PROBLEM TO WORK ON: Without the pictures, reproduce the records that follow exactly.

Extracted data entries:
_ _ _ _ _

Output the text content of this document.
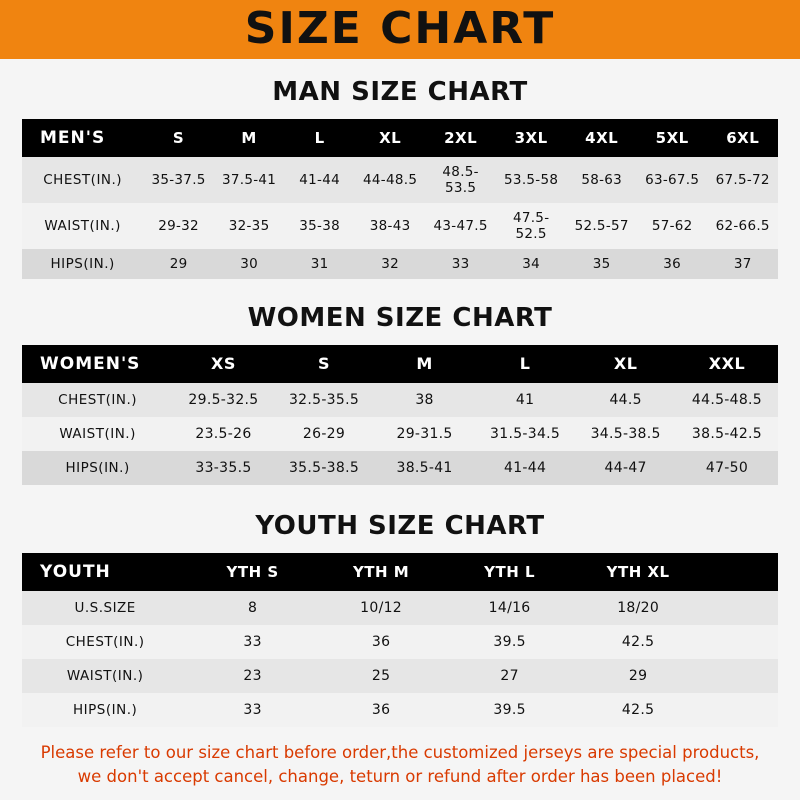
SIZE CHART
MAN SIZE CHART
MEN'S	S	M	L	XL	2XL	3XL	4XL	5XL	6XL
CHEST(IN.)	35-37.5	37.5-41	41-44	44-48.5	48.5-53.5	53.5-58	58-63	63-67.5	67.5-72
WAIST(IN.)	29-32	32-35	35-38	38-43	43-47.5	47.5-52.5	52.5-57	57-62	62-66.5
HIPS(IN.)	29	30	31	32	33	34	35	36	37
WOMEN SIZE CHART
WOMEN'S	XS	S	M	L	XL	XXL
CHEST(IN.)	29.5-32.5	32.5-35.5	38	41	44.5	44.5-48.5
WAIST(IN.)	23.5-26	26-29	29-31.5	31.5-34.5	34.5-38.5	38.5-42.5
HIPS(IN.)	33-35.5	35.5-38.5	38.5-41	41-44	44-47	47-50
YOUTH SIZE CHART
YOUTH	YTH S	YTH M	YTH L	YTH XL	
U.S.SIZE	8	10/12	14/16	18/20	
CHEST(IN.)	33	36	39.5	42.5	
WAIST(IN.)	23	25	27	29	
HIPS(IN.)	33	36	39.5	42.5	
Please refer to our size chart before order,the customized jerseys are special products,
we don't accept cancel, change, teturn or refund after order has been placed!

_ _ _ _ _

SOLVED EXERCISE:
Output the text content of this document.
SIZE CHART
MAN SIZE CHART
MEN'S	S	M	L	XL	2XL	3XL	4XL	5XL	6XL
CHEST(IN.)	35-37.5	37.5-41	41-44	44-48.5	48.5-53.5	53.5-58	58-63	63-67.5	67.5-72
WAIST(IN.)	29-32	32-35	35-38	38-43	43-47.5	47.5-52.5	52.5-57	57-62	62-66.5
HIPS(IN.)	29	30	31	32	33	34	35	36	37
WOMEN SIZE CHART
WOMEN'S	XS	S	M	L	XL	XXL
CHEST(IN.)	29.5-32.5	32.5-35.5	38	41	44.5	44.5-48.5
WAIST(IN.)	23.5-26	26-29	29-31.5	31.5-34.5	34.5-38.5	38.5-42.5
HIPS(IN.)	33-35.5	35.5-38.5	38.5-41	41-44	44-47	47-50
YOUTH SIZE CHART
YOUTH	YTH S	YTH M	YTH L	YTH XL	
U.S.SIZE	8	10/12	14/16	18/20	
CHEST(IN.)	33	36	39.5	42.5	
WAIST(IN.)	23	25	27	29	
HIPS(IN.)	33	36	39.5	42.5	
Please refer to our size chart before order,the customized jerseys are special products,
we don't accept cancel, change, teturn or refund after order has been placed!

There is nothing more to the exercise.